== Data shown

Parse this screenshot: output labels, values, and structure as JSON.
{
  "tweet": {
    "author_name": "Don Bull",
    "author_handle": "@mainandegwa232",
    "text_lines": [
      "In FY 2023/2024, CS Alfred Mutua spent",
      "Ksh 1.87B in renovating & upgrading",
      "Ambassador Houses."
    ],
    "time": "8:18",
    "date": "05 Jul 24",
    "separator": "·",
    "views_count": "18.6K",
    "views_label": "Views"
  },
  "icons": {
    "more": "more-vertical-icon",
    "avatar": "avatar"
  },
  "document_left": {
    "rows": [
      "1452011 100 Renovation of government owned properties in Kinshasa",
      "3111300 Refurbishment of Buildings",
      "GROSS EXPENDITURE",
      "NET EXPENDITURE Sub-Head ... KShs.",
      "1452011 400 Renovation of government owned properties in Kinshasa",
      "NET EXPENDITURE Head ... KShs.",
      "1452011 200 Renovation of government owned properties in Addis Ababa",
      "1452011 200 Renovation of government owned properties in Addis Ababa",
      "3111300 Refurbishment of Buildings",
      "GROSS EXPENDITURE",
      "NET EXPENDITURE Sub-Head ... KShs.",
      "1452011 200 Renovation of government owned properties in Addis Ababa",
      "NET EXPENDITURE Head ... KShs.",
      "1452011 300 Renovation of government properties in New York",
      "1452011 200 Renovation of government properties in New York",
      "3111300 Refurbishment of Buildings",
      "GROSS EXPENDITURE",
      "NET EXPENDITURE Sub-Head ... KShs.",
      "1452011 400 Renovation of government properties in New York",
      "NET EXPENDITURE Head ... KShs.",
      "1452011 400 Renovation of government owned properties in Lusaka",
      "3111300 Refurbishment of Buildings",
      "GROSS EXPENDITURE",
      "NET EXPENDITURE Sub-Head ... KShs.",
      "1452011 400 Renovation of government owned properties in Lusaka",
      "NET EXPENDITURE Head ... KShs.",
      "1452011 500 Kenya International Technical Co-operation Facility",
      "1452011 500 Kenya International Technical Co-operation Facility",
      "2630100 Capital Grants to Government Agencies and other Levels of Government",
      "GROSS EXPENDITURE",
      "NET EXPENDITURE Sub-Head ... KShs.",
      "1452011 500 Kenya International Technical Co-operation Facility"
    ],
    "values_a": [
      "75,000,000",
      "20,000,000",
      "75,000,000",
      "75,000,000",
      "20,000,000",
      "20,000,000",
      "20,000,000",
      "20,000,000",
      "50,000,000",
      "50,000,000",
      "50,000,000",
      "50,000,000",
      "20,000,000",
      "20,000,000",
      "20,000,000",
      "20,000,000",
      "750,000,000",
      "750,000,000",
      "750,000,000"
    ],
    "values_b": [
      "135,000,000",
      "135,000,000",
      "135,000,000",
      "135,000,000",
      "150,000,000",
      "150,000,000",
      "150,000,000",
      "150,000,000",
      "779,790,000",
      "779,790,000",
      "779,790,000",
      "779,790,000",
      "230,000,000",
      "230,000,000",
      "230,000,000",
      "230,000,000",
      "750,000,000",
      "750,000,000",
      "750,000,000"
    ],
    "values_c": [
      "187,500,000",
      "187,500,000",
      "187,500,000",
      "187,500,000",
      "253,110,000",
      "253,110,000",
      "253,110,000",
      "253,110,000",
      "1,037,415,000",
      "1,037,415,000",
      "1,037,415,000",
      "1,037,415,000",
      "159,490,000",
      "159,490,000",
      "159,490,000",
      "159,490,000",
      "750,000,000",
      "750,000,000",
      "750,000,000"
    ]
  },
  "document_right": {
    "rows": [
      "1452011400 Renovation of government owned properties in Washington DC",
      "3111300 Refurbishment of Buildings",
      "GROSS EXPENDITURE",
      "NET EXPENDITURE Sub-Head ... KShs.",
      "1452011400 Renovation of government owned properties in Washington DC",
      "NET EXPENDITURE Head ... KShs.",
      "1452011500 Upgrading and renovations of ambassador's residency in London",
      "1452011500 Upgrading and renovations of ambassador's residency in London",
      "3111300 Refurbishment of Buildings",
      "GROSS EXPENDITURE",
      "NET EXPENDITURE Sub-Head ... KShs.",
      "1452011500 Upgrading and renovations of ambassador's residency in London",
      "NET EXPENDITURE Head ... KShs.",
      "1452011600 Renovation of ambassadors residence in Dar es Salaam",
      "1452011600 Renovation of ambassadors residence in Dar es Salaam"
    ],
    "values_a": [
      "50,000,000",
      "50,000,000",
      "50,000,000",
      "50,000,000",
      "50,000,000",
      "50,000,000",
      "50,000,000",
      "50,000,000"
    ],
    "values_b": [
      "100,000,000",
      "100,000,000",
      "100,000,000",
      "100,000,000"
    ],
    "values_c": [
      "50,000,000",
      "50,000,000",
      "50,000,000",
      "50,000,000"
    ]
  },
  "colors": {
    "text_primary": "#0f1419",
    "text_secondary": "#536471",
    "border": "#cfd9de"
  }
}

====

## [Requirements]
Print the material once more, exactly.

## [The output]
Parse this screenshot: output labels, values, and structure as JSON.
{
  "tweet": {
    "author_name": "Don Bull",
    "author_handle": "@mainandegwa232",
    "text_lines": [
      "In FY 2023/2024, CS Alfred Mutua spent",
      "Ksh 1.87B in renovating & upgrading",
      "Ambassador Houses."
    ],
    "time": "8:18",
    "date": "05 Jul 24",
    "separator": "·",
    "views_count": "18.6K",
    "views_label": "Views"
  },
  "icons": {
    "more": "more-vertical-icon",
    "avatar": "avatar"
  },
  "document_left": {
    "rows": [
      "1452011 100 Renovation of government owned properties in Kinshasa",
      "3111300 Refurbishment of Buildings",
      "GROSS EXPENDITURE",
      "NET EXPENDITURE Sub-Head ... KShs.",
      "1452011 400 Renovation of government owned properties in Kinshasa",
      "NET EXPENDITURE Head ... KShs.",
      "1452011 200 Renovation of government owned properties in Addis Ababa",
      "1452011 200 Renovation of government owned properties in Addis Ababa",
      "3111300 Refurbishment of Buildings",
      "GROSS EXPENDITURE",
      "NET EXPENDITURE Sub-Head ... KShs.",
      "1452011 200 Renovation of government owned properties in Addis Ababa",
      "NET EXPENDITURE Head ... KShs.",
      "1452011 300 Renovation of government properties in New York",
      "1452011 200 Renovation of government properties in New York",
      "3111300 Refurbishment of Buildings",
      "GROSS EXPENDITURE",
      "NET EXPENDITURE Sub-Head ... KShs.",
      "1452011 400 Renovation of government properties in New York",
      "NET EXPENDITURE Head ... KShs.",
      "1452011 400 Renovation of government owned properties in Lusaka",
      "3111300 Refurbishment of Buildings",
      "GROSS EXPENDITURE",
      "NET EXPENDITURE Sub-Head ... KShs.",
      "1452011 400 Renovation of government owned properties in Lusaka",
      "NET EXPENDITURE Head ... KShs.",
      "1452011 500 Kenya International Technical Co-operation Facility",
      "1452011 500 Kenya International Technical Co-operation Facility",
      "2630100 Capital Grants to Government Agencies and other Levels of Government",
      "GROSS EXPENDITURE",
      "NET EXPENDITURE Sub-Head ... KShs.",
      "1452011 500 Kenya International Technical Co-operation Facility"
    ],
    "values_a": [
      "75,000,000",
      "20,000,000",
      "75,000,000",
      "75,000,000",
      "20,000,000",
      "20,000,000",
      "20,000,000",
      "20,000,000",
      "50,000,000",
      "50,000,000",
      "50,000,000",
      "50,000,000",
      "20,000,000",
      "20,000,000",
      "20,000,000",
      "20,000,000",
      "750,000,000",
      "750,000,000",
      "750,000,000"
    ],
    "values_b": [
      "135,000,000",
      "135,000,000",
      "135,000,000",
      "135,000,000",
      "150,000,000",
      "150,000,000",
      "150,000,000",
      "150,000,000",
      "779,790,000",
      "779,790,000",
      "779,790,000",
      "779,790,000",
      "230,000,000",
      "230,000,000",
      "230,000,000",
      "230,000,000",
      "750,000,000",
      "750,000,000",
      "750,000,000"
    ],
    "values_c": [
      "187,500,000",
      "187,500,000",
      "187,500,000",
      "187,500,000",
      "253,110,000",
      "253,110,000",
      "253,110,000",
      "253,110,000",
      "1,037,415,000",
      "1,037,415,000",
      "1,037,415,000",
      "1,037,415,000",
      "159,490,000",
      "159,490,000",
      "159,490,000",
      "159,490,000",
      "750,000,000",
      "750,000,000",
      "750,000,000"
    ]
  },
  "document_right": {
    "rows": [
      "1452011400 Renovation of government owned properties in Washington DC",
      "3111300 Refurbishment of Buildings",
      "GROSS EXPENDITURE",
      "NET EXPENDITURE Sub-Head ... KShs.",
      "1452011400 Renovation of government owned properties in Washington DC",
      "NET EXPENDITURE Head ... KShs.",
      "1452011500 Upgrading and renovations of ambassador's residency in London",
      "1452011500 Upgrading and renovations of ambassador's residency in London",
      "3111300 Refurbishment of Buildings",
      "GROSS EXPENDITURE",
      "NET EXPENDITURE Sub-Head ... KShs.",
      "1452011500 Upgrading and renovations of ambassador's residency in London",
      "NET EXPENDITURE Head ... KShs.",
      "1452011600 Renovation of ambassadors residence in Dar es Salaam",
      "1452011600 Renovation of ambassadors residence in Dar es Salaam"
    ],
    "values_a": [
      "50,000,000",
      "50,000,000",
      "50,000,000",
      "50,000,000",
      "50,000,000",
      "50,000,000",
      "50,000,000",
      "50,000,000"
    ],
    "values_b": [
      "100,000,000",
      "100,000,000",
      "100,000,000",
      "100,000,000"
    ],
    "values_c": [
      "50,000,000",
      "50,000,000",
      "50,000,000",
      "50,000,000"
    ]
  },
  "colors": {
    "text_primary": "#0f1419",
    "text_secondary": "#536471",
    "border": "#cfd9de"
  }
}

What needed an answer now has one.